= Task instructions =
Please output the lines shown below exactly as they appear.

= Records for this task =

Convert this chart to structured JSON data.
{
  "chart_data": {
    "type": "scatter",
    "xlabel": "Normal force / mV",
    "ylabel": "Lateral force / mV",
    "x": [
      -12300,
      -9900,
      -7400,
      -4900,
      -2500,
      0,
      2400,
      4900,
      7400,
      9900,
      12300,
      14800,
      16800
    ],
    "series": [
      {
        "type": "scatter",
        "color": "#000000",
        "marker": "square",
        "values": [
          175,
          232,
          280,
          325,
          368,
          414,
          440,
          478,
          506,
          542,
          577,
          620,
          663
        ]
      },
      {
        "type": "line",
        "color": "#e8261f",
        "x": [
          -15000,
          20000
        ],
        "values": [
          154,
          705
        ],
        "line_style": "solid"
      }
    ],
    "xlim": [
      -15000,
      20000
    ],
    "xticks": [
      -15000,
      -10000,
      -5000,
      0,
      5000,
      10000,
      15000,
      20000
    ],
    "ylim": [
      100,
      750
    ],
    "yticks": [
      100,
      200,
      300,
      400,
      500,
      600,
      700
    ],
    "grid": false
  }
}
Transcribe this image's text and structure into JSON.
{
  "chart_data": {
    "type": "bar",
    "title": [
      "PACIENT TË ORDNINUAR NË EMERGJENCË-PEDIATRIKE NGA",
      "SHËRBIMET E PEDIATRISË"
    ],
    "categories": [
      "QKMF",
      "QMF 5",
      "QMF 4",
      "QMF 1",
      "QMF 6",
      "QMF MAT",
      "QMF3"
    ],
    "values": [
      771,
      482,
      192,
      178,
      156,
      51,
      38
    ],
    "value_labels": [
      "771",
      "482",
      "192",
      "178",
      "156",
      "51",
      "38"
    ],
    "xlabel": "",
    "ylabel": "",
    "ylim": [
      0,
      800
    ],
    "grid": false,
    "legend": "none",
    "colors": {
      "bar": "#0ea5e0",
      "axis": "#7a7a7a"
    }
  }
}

= Finished task =
Convert this chart to structured JSON data.
{
  "chart_data": {
    "type": "scatter",
    "xlabel": "Normal force / mV",
    "ylabel": "Lateral force / mV",
    "x": [
      -12300,
      -9900,
      -7400,
      -4900,
      -2500,
      0,
      2400,
      4900,
      7400,
      9900,
      12300,
      14800,
      16800
    ],
    "series": [
      {
        "type": "scatter",
        "color": "#000000",
        "marker": "square",
        "values": [
          175,
          232,
          280,
          325,
          368,
          414,
          440,
          478,
          506,
          542,
          577,
          620,
          663
        ]
      },
      {
        "type": "line",
        "color": "#e8261f",
        "x": [
          -15000,
          20000
        ],
        "values": [
          154,
          705
        ],
        "line_style": "solid"
      }
    ],
    "xlim": [
      -15000,
      20000
    ],
    "xticks": [
      -15000,
      -10000,
      -5000,
      0,
      5000,
      10000,
      15000,
      20000
    ],
    "ylim": [
      100,
      750
    ],
    "yticks": [
      100,
      200,
      300,
      400,
      500,
      600,
      700
    ],
    "grid": false
  }
}
Transcribe this image's text and structure into JSON.
{
  "chart_data": {
    "type": "bar",
    "title": [
      "PACIENT TË ORDNINUAR NË EMERGJENCË-PEDIATRIKE NGA",
      "SHËRBIMET E PEDIATRISË"
    ],
    "categories": [
      "QKMF",
      "QMF 5",
      "QMF 4",
      "QMF 1",
      "QMF 6",
      "QMF MAT",
      "QMF3"
    ],
    "values": [
      771,
      482,
      192,
      178,
      156,
      51,
      38
    ],
    "value_labels": [
      "771",
      "482",
      "192",
      "178",
      "156",
      "51",
      "38"
    ],
    "xlabel": "",
    "ylabel": "",
    "ylim": [
      0,
      800
    ],
    "grid": false,
    "legend": "none",
    "colors": {
      "bar": "#0ea5e0",
      "axis": "#7a7a7a"
    }
  }
}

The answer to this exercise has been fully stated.